_TASK OBJECTIVE_
Make an exact copy of the entries below with the pictures removed.

Stored records:
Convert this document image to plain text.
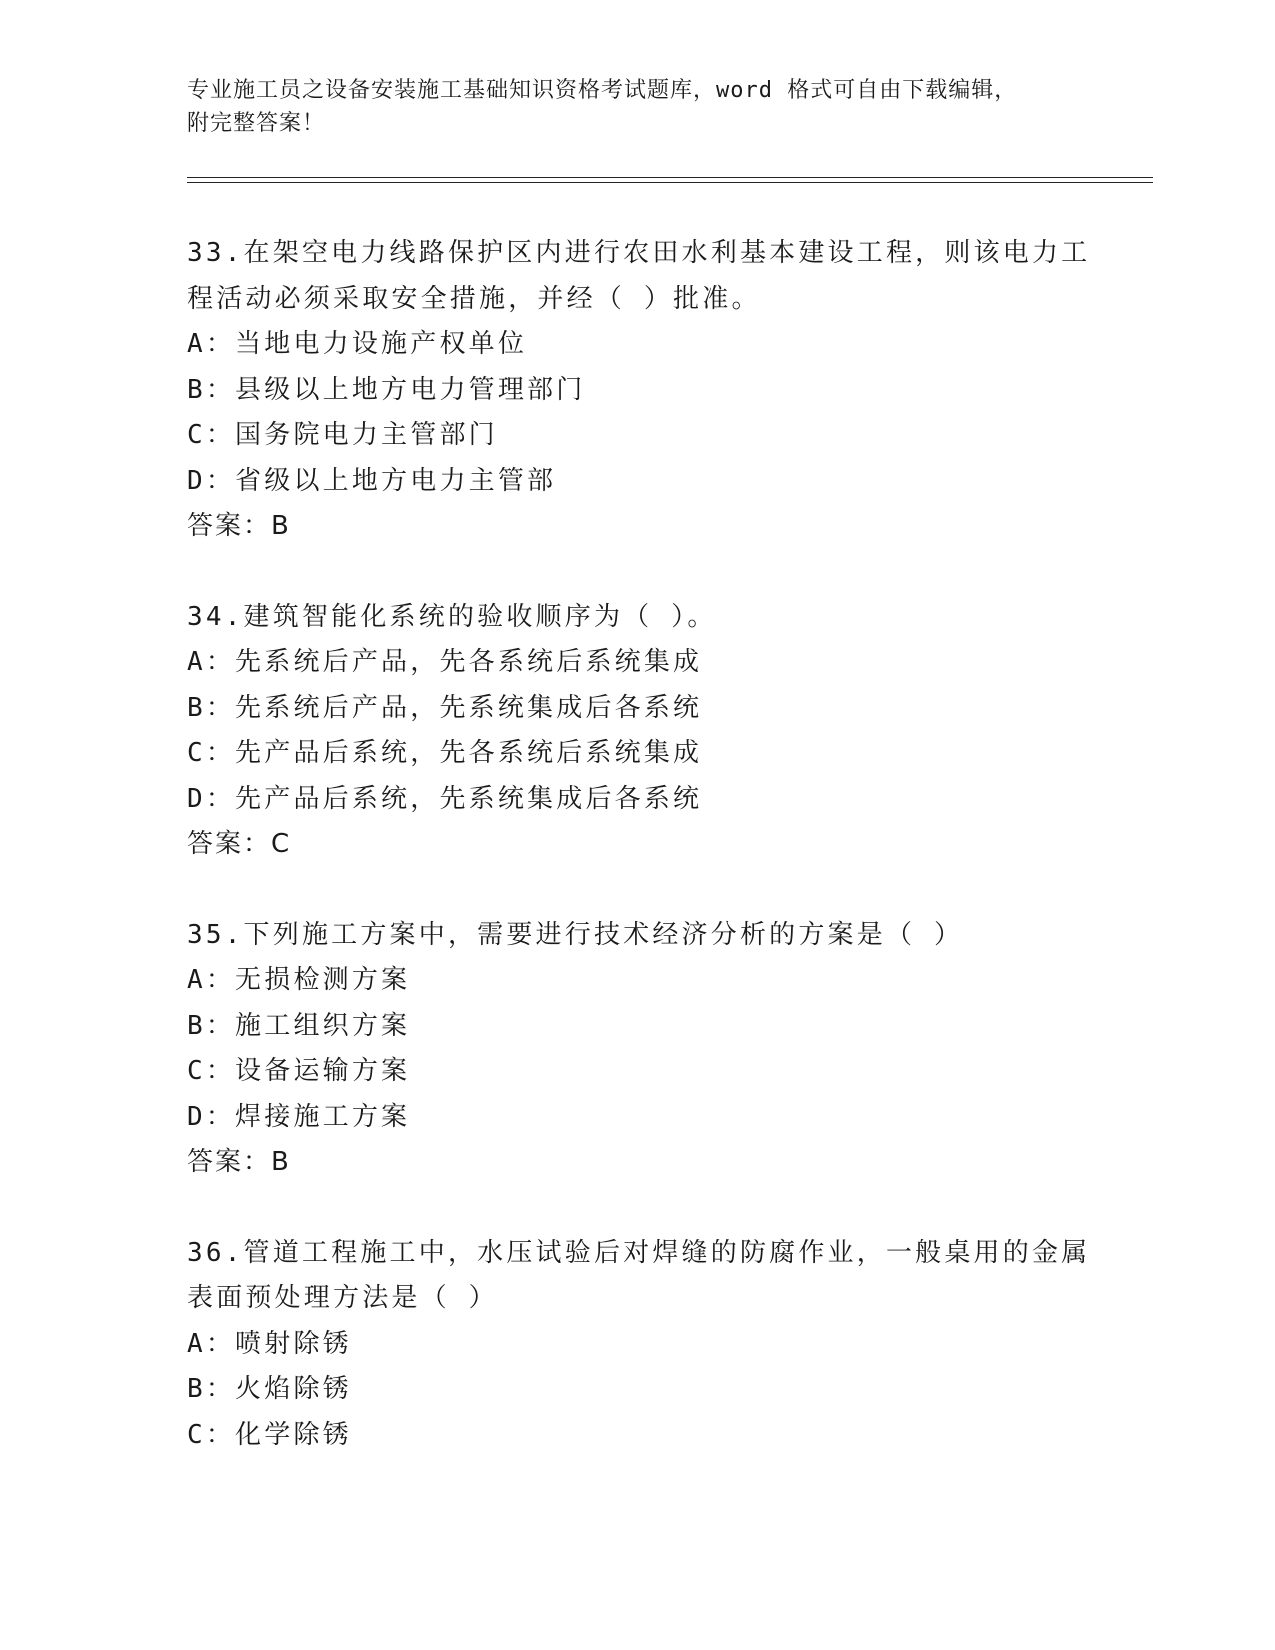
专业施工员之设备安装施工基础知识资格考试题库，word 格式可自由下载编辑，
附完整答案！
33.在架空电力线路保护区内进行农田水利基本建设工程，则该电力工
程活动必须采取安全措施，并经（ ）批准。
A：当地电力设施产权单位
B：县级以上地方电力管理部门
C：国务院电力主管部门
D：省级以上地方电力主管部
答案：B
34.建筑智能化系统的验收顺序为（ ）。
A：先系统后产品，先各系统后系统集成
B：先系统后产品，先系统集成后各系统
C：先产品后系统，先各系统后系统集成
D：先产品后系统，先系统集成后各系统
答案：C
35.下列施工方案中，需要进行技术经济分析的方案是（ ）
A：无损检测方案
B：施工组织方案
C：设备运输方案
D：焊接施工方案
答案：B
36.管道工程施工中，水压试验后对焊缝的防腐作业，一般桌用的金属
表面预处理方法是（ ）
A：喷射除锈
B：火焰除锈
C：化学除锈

_RESULT OF THIS EXERCISE_
Convert this document image to plain text.
专业施工员之设备安装施工基础知识资格考试题库，word 格式可自由下载编辑，
附完整答案！
33.在架空电力线路保护区内进行农田水利基本建设工程，则该电力工
程活动必须采取安全措施，并经（ ）批准。
A：当地电力设施产权单位
B：县级以上地方电力管理部门
C：国务院电力主管部门
D：省级以上地方电力主管部
答案：B
34.建筑智能化系统的验收顺序为（ ）。
A：先系统后产品，先各系统后系统集成
B：先系统后产品，先系统集成后各系统
C：先产品后系统，先各系统后系统集成
D：先产品后系统，先系统集成后各系统
答案：C
35.下列施工方案中，需要进行技术经济分析的方案是（ ）
A：无损检测方案
B：施工组织方案
C：设备运输方案
D：焊接施工方案
答案：B
36.管道工程施工中，水压试验后对焊缝的防腐作业，一般桌用的金属
表面预处理方法是（ ）
A：喷射除锈
B：火焰除锈
C：化学除锈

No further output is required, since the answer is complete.